(Records that describe figures)
+---+

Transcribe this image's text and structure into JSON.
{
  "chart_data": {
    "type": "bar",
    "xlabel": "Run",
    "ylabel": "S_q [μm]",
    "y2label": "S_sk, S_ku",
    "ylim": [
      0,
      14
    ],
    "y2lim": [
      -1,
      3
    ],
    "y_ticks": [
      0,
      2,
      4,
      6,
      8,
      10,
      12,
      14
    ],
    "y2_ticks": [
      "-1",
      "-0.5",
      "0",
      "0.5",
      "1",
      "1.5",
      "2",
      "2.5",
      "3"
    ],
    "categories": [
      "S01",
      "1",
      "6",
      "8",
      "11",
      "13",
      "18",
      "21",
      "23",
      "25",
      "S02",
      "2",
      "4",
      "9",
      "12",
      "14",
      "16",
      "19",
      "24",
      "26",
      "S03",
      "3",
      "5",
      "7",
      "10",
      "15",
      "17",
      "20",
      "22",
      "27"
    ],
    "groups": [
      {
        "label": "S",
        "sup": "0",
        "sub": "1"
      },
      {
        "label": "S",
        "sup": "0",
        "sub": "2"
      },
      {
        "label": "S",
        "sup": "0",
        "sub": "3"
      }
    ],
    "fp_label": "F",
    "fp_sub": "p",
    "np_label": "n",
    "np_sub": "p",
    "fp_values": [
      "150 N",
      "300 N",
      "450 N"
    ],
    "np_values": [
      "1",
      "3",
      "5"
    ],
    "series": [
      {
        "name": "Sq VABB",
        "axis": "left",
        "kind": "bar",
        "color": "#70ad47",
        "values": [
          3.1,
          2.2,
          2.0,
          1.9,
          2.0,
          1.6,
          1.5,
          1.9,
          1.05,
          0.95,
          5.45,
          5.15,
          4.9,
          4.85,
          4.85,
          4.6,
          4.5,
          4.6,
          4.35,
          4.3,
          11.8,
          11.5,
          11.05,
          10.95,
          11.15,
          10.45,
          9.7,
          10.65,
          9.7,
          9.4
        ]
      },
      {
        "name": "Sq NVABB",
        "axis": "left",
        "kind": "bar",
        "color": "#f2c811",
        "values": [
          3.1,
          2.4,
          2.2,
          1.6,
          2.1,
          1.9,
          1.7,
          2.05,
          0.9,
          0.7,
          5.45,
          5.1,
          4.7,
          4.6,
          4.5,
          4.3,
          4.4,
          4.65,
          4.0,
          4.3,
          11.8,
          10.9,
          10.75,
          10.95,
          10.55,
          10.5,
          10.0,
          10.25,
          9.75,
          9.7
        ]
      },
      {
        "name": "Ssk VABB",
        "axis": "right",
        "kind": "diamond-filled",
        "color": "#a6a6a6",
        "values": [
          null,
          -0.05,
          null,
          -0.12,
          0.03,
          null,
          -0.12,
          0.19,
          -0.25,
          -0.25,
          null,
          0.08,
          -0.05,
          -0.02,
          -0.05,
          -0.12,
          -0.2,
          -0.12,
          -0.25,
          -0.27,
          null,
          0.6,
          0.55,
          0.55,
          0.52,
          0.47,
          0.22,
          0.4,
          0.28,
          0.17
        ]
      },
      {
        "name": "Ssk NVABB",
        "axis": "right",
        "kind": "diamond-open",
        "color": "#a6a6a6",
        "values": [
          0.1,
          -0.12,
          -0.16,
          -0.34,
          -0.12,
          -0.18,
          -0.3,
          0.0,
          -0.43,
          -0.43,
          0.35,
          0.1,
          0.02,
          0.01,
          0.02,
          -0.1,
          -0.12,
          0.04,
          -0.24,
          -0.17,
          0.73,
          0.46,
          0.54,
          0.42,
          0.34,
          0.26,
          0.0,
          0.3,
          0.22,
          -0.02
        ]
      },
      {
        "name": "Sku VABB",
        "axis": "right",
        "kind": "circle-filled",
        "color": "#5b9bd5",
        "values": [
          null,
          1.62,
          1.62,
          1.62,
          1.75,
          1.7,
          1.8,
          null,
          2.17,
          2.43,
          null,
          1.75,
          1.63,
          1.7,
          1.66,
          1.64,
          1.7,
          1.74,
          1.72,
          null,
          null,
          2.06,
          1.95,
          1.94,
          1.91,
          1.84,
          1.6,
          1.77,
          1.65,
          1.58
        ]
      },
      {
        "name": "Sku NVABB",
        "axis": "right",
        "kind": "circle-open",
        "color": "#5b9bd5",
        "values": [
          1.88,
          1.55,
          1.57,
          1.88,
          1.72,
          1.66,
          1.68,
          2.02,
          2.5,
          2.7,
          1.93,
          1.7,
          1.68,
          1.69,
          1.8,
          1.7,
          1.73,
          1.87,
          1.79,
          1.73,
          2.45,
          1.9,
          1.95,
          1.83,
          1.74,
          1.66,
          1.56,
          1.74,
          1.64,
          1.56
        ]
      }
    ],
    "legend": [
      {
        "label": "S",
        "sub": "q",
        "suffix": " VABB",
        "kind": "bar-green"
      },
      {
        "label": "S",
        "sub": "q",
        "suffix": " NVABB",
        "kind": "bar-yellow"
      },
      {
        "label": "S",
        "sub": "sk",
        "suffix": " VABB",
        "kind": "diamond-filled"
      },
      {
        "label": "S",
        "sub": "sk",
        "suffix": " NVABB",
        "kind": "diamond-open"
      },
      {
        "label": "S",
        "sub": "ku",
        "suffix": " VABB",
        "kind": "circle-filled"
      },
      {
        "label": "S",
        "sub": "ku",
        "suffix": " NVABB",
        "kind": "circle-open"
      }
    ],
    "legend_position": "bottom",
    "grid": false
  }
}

+---+

_Problem requirements:_
Repeat every line of the data, exactly and in full.

_Result below:_
Transcribe this image's text and structure into JSON.
{
  "chart_data": {
    "type": "bar",
    "xlabel": "Run",
    "ylabel": "S_q [μm]",
    "y2label": "S_sk, S_ku",
    "ylim": [
      0,
      14
    ],
    "y2lim": [
      -1,
      3
    ],
    "y_ticks": [
      0,
      2,
      4,
      6,
      8,
      10,
      12,
      14
    ],
    "y2_ticks": [
      "-1",
      "-0.5",
      "0",
      "0.5",
      "1",
      "1.5",
      "2",
      "2.5",
      "3"
    ],
    "categories": [
      "S01",
      "1",
      "6",
      "8",
      "11",
      "13",
      "18",
      "21",
      "23",
      "25",
      "S02",
      "2",
      "4",
      "9",
      "12",
      "14",
      "16",
      "19",
      "24",
      "26",
      "S03",
      "3",
      "5",
      "7",
      "10",
      "15",
      "17",
      "20",
      "22",
      "27"
    ],
    "groups": [
      {
        "label": "S",
        "sup": "0",
        "sub": "1"
      },
      {
        "label": "S",
        "sup": "0",
        "sub": "2"
      },
      {
        "label": "S",
        "sup": "0",
        "sub": "3"
      }
    ],
    "fp_label": "F",
    "fp_sub": "p",
    "np_label": "n",
    "np_sub": "p",
    "fp_values": [
      "150 N",
      "300 N",
      "450 N"
    ],
    "np_values": [
      "1",
      "3",
      "5"
    ],
    "series": [
      {
        "name": "Sq VABB",
        "axis": "left",
        "kind": "bar",
        "color": "#70ad47",
        "values": [
          3.1,
          2.2,
          2.0,
          1.9,
          2.0,
          1.6,
          1.5,
          1.9,
          1.05,
          0.95,
          5.45,
          5.15,
          4.9,
          4.85,
          4.85,
          4.6,
          4.5,
          4.6,
          4.35,
          4.3,
          11.8,
          11.5,
          11.05,
          10.95,
          11.15,
          10.45,
          9.7,
          10.65,
          9.7,
          9.4
        ]
      },
      {
        "name": "Sq NVABB",
        "axis": "left",
        "kind": "bar",
        "color": "#f2c811",
        "values": [
          3.1,
          2.4,
          2.2,
          1.6,
          2.1,
          1.9,
          1.7,
          2.05,
          0.9,
          0.7,
          5.45,
          5.1,
          4.7,
          4.6,
          4.5,
          4.3,
          4.4,
          4.65,
          4.0,
          4.3,
          11.8,
          10.9,
          10.75,
          10.95,
          10.55,
          10.5,
          10.0,
          10.25,
          9.75,
          9.7
        ]
      },
      {
        "name": "Ssk VABB",
        "axis": "right",
        "kind": "diamond-filled",
        "color": "#a6a6a6",
        "values": [
          null,
          -0.05,
          null,
          -0.12,
          0.03,
          null,
          -0.12,
          0.19,
          -0.25,
          -0.25,
          null,
          0.08,
          -0.05,
          -0.02,
          -0.05,
          -0.12,
          -0.2,
          -0.12,
          -0.25,
          -0.27,
          null,
          0.6,
          0.55,
          0.55,
          0.52,
          0.47,
          0.22,
          0.4,
          0.28,
          0.17
        ]
      },
      {
        "name": "Ssk NVABB",
        "axis": "right",
        "kind": "diamond-open",
        "color": "#a6a6a6",
        "values": [
          0.1,
          -0.12,
          -0.16,
          -0.34,
          -0.12,
          -0.18,
          -0.3,
          0.0,
          -0.43,
          -0.43,
          0.35,
          0.1,
          0.02,
          0.01,
          0.02,
          -0.1,
          -0.12,
          0.04,
          -0.24,
          -0.17,
          0.73,
          0.46,
          0.54,
          0.42,
          0.34,
          0.26,
          0.0,
          0.3,
          0.22,
          -0.02
        ]
      },
      {
        "name": "Sku VABB",
        "axis": "right",
        "kind": "circle-filled",
        "color": "#5b9bd5",
        "values": [
          null,
          1.62,
          1.62,
          1.62,
          1.75,
          1.7,
          1.8,
          null,
          2.17,
          2.43,
          null,
          1.75,
          1.63,
          1.7,
          1.66,
          1.64,
          1.7,
          1.74,
          1.72,
          null,
          null,
          2.06,
          1.95,
          1.94,
          1.91,
          1.84,
          1.6,
          1.77,
          1.65,
          1.58
        ]
      },
      {
        "name": "Sku NVABB",
        "axis": "right",
        "kind": "circle-open",
        "color": "#5b9bd5",
        "values": [
          1.88,
          1.55,
          1.57,
          1.88,
          1.72,
          1.66,
          1.68,
          2.02,
          2.5,
          2.7,
          1.93,
          1.7,
          1.68,
          1.69,
          1.8,
          1.7,
          1.73,
          1.87,
          1.79,
          1.73,
          2.45,
          1.9,
          1.95,
          1.83,
          1.74,
          1.66,
          1.56,
          1.74,
          1.64,
          1.56
        ]
      }
    ],
    "legend": [
      {
        "label": "S",
        "sub": "q",
        "suffix": " VABB",
        "kind": "bar-green"
      },
      {
        "label": "S",
        "sub": "q",
        "suffix": " NVABB",
        "kind": "bar-yellow"
      },
      {
        "label": "S",
        "sub": "sk",
        "suffix": " VABB",
        "kind": "diamond-filled"
      },
      {
        "label": "S",
        "sub": "sk",
        "suffix": " NVABB",
        "kind": "diamond-open"
      },
      {
        "label": "S",
        "sub": "ku",
        "suffix": " VABB",
        "kind": "circle-filled"
      },
      {
        "label": "S",
        "sub": "ku",
        "suffix": " NVABB",
        "kind": "circle-open"
      }
    ],
    "legend_position": "bottom",
    "grid": false
  }
}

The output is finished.